◆ INPUT ◆
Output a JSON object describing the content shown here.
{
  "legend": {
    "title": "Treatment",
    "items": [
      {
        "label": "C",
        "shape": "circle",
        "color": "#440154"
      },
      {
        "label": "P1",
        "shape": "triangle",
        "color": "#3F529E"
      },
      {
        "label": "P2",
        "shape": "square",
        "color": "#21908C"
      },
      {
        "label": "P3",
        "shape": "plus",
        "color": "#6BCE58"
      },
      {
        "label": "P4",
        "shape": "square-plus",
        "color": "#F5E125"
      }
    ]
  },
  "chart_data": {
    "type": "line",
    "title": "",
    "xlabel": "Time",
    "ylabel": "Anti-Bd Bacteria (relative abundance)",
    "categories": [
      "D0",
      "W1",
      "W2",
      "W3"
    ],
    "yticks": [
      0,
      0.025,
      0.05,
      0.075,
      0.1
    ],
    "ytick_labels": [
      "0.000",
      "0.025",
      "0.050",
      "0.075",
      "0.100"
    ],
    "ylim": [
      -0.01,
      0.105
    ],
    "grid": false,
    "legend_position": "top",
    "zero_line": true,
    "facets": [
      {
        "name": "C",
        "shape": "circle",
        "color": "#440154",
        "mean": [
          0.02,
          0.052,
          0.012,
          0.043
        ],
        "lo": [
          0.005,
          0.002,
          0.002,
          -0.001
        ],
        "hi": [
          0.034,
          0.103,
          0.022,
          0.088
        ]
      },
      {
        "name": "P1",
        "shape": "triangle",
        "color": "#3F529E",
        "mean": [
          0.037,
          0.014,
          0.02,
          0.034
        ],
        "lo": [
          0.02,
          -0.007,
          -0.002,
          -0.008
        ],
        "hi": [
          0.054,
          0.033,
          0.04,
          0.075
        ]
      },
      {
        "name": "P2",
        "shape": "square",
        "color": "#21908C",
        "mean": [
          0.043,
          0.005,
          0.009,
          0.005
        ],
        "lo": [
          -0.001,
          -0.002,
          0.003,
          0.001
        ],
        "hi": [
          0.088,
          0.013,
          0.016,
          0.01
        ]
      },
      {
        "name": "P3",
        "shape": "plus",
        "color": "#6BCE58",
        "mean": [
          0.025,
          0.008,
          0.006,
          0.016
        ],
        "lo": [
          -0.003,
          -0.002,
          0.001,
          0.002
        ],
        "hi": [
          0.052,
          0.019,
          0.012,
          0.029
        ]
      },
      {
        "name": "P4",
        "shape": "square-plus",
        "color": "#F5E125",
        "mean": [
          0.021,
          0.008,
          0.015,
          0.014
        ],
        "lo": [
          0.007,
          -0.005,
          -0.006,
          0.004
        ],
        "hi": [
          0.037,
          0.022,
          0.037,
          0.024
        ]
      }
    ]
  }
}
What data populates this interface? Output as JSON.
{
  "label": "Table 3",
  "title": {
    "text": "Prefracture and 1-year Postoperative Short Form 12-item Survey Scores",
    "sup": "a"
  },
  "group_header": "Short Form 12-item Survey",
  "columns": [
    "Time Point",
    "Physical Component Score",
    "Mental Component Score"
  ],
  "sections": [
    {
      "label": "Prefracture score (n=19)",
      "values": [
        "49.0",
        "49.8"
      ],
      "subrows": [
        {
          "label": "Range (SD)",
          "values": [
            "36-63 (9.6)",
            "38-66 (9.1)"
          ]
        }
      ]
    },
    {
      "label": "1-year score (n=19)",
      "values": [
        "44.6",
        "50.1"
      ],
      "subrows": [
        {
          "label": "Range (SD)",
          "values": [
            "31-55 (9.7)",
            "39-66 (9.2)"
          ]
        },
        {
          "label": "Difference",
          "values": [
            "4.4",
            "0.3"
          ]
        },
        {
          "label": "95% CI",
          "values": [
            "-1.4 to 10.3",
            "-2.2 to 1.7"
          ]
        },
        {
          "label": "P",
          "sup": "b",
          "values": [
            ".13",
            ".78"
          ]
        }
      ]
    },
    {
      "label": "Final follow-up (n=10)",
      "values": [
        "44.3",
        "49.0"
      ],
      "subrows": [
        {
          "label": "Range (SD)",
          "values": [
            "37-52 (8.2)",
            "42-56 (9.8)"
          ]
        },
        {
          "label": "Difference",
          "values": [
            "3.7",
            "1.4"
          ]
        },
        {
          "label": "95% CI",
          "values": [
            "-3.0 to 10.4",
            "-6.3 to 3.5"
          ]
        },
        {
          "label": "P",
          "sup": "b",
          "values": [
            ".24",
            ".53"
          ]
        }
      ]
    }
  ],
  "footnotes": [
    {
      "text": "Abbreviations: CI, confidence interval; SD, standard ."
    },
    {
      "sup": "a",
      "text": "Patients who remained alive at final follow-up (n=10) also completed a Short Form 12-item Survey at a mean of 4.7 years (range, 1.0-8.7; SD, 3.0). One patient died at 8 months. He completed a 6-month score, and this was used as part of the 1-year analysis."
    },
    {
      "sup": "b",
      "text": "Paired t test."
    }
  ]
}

◆ ABOUT THIS EXERCISE ◆
Each of the records shown above needs to be repeated exactly.

◆ EXERCISE RESPONSE ◆
Output a JSON object describing the content shown here.
{
  "legend": {
    "title": "Treatment",
    "items": [
      {
        "label": "C",
        "shape": "circle",
        "color": "#440154"
      },
      {
        "label": "P1",
        "shape": "triangle",
        "color": "#3F529E"
      },
      {
        "label": "P2",
        "shape": "square",
        "color": "#21908C"
      },
      {
        "label": "P3",
        "shape": "plus",
        "color": "#6BCE58"
      },
      {
        "label": "P4",
        "shape": "square-plus",
        "color": "#F5E125"
      }
    ]
  },
  "chart_data": {
    "type": "line",
    "title": "",
    "xlabel": "Time",
    "ylabel": "Anti-Bd Bacteria (relative abundance)",
    "categories": [
      "D0",
      "W1",
      "W2",
      "W3"
    ],
    "yticks": [
      0,
      0.025,
      0.05,
      0.075,
      0.1
    ],
    "ytick_labels": [
      "0.000",
      "0.025",
      "0.050",
      "0.075",
      "0.100"
    ],
    "ylim": [
      -0.01,
      0.105
    ],
    "grid": false,
    "legend_position": "top",
    "zero_line": true,
    "facets": [
      {
        "name": "C",
        "shape": "circle",
        "color": "#440154",
        "mean": [
          0.02,
          0.052,
          0.012,
          0.043
        ],
        "lo": [
          0.005,
          0.002,
          0.002,
          -0.001
        ],
        "hi": [
          0.034,
          0.103,
          0.022,
          0.088
        ]
      },
      {
        "name": "P1",
        "shape": "triangle",
        "color": "#3F529E",
        "mean": [
          0.037,
          0.014,
          0.02,
          0.034
        ],
        "lo": [
          0.02,
          -0.007,
          -0.002,
          -0.008
        ],
        "hi": [
          0.054,
          0.033,
          0.04,
          0.075
        ]
      },
      {
        "name": "P2",
        "shape": "square",
        "color": "#21908C",
        "mean": [
          0.043,
          0.005,
          0.009,
          0.005
        ],
        "lo": [
          -0.001,
          -0.002,
          0.003,
          0.001
        ],
        "hi": [
          0.088,
          0.013,
          0.016,
          0.01
        ]
      },
      {
        "name": "P3",
        "shape": "plus",
        "color": "#6BCE58",
        "mean": [
          0.025,
          0.008,
          0.006,
          0.016
        ],
        "lo": [
          -0.003,
          -0.002,
          0.001,
          0.002
        ],
        "hi": [
          0.052,
          0.019,
          0.012,
          0.029
        ]
      },
      {
        "name": "P4",
        "shape": "square-plus",
        "color": "#F5E125",
        "mean": [
          0.021,
          0.008,
          0.015,
          0.014
        ],
        "lo": [
          0.007,
          -0.005,
          -0.006,
          0.004
        ],
        "hi": [
          0.037,
          0.022,
          0.037,
          0.024
        ]
      }
    ]
  }
}
What data populates this interface? Output as JSON.
{
  "label": "Table 3",
  "title": {
    "text": "Prefracture and 1-year Postoperative Short Form 12-item Survey Scores",
    "sup": "a"
  },
  "group_header": "Short Form 12-item Survey",
  "columns": [
    "Time Point",
    "Physical Component Score",
    "Mental Component Score"
  ],
  "sections": [
    {
      "label": "Prefracture score (n=19)",
      "values": [
        "49.0",
        "49.8"
      ],
      "subrows": [
        {
          "label": "Range (SD)",
          "values": [
            "36-63 (9.6)",
            "38-66 (9.1)"
          ]
        }
      ]
    },
    {
      "label": "1-year score (n=19)",
      "values": [
        "44.6",
        "50.1"
      ],
      "subrows": [
        {
          "label": "Range (SD)",
          "values": [
            "31-55 (9.7)",
            "39-66 (9.2)"
          ]
        },
        {
          "label": "Difference",
          "values": [
            "4.4",
            "0.3"
          ]
        },
        {
          "label": "95% CI",
          "values": [
            "-1.4 to 10.3",
            "-2.2 to 1.7"
          ]
        },
        {
          "label": "P",
          "sup": "b",
          "values": [
            ".13",
            ".78"
          ]
        }
      ]
    },
    {
      "label": "Final follow-up (n=10)",
      "values": [
        "44.3",
        "49.0"
      ],
      "subrows": [
        {
          "label": "Range (SD)",
          "values": [
            "37-52 (8.2)",
            "42-56 (9.8)"
          ]
        },
        {
          "label": "Difference",
          "values": [
            "3.7",
            "1.4"
          ]
        },
        {
          "label": "95% CI",
          "values": [
            "-3.0 to 10.4",
            "-6.3 to 3.5"
          ]
        },
        {
          "label": "P",
          "sup": "b",
          "values": [
            ".24",
            ".53"
          ]
        }
      ]
    }
  ],
  "footnotes": [
    {
      "text": "Abbreviations: CI, confidence interval; SD, standard ."
    },
    {
      "sup": "a",
      "text": "Patients who remained alive at final follow-up (n=10) also completed a Short Form 12-item Survey at a mean of 4.7 years (range, 1.0-8.7; SD, 3.0). One patient died at 8 months. He completed a 6-month score, and this was used as part of the 1-year analysis."
    },
    {
      "sup": "b",
      "text": "Paired t test."
    }
  ]
}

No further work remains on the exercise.